EXTRACT PROVIDED »
┌────────
On the first day of Christmas dbatools gave to me: Find-DbaCommand
On the second day of Christmas dbatools gave to me: Get-DbaCmsRegServer
On the third day of Christmas dbatools gave to me: DbaMaxMemory
On the fourth day of Christmas dbatools gave to me: DbaAgentJob
On the fifth day of Christmas dbatools gave to me: DbaLogin
On the sixth day of Christmas dbatools gave to me: DbaTempDbConfig
On the seventh day of Christmas dbatools gave to me: DbaAgentAlert
Today we will talk about a not so popular topic: SQL Agent Alerts. Normally this is something you can set and forget when building your servers. However, there might be occasions where you need to create make some modifications to current alerts or just get a list of what alerts you have set across your environment. Or lets say you have your alerts dialed in perfectly on one server, bam Copy-DbaAgentAlert to the rescue. Now all your servers have those perfect alerts that won’t wake you up in the middle of the night.
By default, all alerts are copied. The -Alert parameter is auto-populated for command-line completion and can be used to copy only specific alerts.
If the alert already exists on the destination, it will be skipped unless -Force is used.
└────────
INFORMATION SUPPLIED »
┌────────
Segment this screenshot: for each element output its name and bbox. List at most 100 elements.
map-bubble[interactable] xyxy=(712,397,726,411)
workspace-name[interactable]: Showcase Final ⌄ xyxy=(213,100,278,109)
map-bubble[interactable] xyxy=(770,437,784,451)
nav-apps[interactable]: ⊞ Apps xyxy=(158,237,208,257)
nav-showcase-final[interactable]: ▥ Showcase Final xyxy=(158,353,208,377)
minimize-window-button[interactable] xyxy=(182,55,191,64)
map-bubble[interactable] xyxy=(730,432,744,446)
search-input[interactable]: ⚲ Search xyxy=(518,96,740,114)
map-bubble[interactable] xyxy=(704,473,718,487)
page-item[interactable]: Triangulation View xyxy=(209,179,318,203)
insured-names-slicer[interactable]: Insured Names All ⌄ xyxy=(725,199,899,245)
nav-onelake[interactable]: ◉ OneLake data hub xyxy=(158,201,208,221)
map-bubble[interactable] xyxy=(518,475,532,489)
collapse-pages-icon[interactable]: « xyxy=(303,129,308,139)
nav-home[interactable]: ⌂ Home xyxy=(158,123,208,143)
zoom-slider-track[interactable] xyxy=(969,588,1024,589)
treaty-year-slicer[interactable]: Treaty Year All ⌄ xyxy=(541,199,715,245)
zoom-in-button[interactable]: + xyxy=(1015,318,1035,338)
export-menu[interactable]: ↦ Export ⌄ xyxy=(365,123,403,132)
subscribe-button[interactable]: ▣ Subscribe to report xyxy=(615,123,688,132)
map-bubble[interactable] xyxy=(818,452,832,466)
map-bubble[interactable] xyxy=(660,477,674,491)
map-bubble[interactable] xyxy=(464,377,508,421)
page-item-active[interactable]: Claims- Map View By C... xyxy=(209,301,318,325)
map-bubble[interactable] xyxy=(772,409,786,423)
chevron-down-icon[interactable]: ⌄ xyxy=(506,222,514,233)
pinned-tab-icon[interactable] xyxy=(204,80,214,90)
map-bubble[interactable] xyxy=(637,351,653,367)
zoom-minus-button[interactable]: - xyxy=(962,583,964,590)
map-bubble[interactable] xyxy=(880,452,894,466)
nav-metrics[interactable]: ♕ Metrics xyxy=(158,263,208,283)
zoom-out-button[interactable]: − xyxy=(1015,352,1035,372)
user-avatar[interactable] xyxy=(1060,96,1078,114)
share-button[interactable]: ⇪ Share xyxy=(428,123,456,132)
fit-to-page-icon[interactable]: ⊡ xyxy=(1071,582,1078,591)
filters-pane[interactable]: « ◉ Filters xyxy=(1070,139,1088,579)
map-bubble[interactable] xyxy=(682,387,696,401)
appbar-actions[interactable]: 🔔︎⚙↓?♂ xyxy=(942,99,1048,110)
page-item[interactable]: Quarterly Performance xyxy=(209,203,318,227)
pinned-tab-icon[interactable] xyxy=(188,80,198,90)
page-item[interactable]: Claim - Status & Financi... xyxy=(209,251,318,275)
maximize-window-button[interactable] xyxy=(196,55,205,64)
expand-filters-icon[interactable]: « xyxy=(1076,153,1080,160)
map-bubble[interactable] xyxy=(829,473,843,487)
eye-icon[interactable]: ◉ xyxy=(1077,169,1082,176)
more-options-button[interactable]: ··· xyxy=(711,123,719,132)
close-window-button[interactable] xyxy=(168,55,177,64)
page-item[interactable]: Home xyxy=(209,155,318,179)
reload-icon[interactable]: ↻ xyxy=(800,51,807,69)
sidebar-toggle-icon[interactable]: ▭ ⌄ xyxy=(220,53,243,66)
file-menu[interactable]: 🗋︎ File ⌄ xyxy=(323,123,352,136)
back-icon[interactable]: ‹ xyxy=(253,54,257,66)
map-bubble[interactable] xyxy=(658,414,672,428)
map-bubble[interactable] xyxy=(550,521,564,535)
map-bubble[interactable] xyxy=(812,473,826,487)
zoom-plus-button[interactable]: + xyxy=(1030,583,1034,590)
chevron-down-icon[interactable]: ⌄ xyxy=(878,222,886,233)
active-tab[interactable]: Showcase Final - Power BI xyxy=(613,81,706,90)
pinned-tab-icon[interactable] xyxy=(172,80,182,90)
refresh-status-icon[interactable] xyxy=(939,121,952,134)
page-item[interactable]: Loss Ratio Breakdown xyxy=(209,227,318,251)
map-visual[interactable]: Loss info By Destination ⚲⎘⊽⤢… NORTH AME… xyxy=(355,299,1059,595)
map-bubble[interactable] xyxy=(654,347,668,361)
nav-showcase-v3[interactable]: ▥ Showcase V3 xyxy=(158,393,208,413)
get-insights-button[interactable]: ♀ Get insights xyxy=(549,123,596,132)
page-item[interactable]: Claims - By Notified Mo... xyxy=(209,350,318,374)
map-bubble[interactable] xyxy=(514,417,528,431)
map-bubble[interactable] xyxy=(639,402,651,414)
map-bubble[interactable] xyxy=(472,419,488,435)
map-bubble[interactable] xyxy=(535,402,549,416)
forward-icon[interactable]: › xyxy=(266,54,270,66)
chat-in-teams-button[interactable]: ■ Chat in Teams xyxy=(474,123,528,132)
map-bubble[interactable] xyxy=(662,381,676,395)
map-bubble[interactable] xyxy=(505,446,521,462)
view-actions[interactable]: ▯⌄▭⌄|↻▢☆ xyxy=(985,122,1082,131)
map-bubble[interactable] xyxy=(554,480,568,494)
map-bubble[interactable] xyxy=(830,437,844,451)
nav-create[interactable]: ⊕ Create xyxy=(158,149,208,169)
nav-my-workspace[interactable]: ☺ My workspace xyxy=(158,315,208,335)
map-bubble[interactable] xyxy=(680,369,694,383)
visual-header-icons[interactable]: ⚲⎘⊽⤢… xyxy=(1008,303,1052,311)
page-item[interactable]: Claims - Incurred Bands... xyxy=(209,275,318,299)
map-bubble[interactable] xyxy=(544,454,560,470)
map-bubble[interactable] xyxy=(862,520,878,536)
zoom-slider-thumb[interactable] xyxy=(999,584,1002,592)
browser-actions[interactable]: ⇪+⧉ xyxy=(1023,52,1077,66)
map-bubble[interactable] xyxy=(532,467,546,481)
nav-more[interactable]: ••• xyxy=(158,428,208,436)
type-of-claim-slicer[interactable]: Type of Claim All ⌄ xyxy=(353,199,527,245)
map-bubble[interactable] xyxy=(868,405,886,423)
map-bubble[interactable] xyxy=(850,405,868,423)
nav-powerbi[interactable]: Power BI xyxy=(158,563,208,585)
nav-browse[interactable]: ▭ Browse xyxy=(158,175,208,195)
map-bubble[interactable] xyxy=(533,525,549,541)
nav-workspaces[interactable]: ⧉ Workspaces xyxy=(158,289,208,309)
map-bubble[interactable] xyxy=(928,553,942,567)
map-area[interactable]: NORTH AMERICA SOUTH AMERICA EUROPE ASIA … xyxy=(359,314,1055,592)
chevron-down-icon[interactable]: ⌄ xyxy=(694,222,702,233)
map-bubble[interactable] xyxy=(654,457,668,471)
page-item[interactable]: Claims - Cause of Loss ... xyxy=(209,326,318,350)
└────────
EXERCISE REQUIREMENTS »
a) In the dbatools post, what happens when an alert already exists on the destination?
b) Shorten the paragraph of the dbatools post that begins "Today we will talk about" and keep its main facts.
c) Please carry on the dbatools post about SQL Agent Alerts from its final sentence.
The data has no connection to the dbatools post.

RESPONSES »
a) It is skipped unless -Force is used.

b) SQL Agent Alerts are usually set and forgotten when servers are built. Sometimes you may need to modify current alerts or list the alerts set across your environment. If the alerts on one server are dialed in perfectly, Copy-DbaAgentAlert can copy them to all your servers.

c)
This function returns SQL Agent alerts.
Set-DbaAgentAlert updates an alert in the SQL Server Agent with parameters supplied.
Get-DbaAgentAlert -SqlInstance localhost\sql2017 | Out-GridView
Advanced Command Usage:
Now I have an occurrence where our alerts do not always work in our development environments. No e-mail access and some other things. So when we provision new servers we put the alerts and they are enabled. So I put this together using the PowerShell pipeline function which is supported by almost all dbatools commands. I get the alerts I am interested in then I pipe that over to the set command to disable them.
Get-DbaAgentAlert -SqlInstance localhost\sql2017 | Where-Object IsEnabled -EQ $true | Set-DbaAgentAlert -Disabled
Voila, now are alerts are disabled!!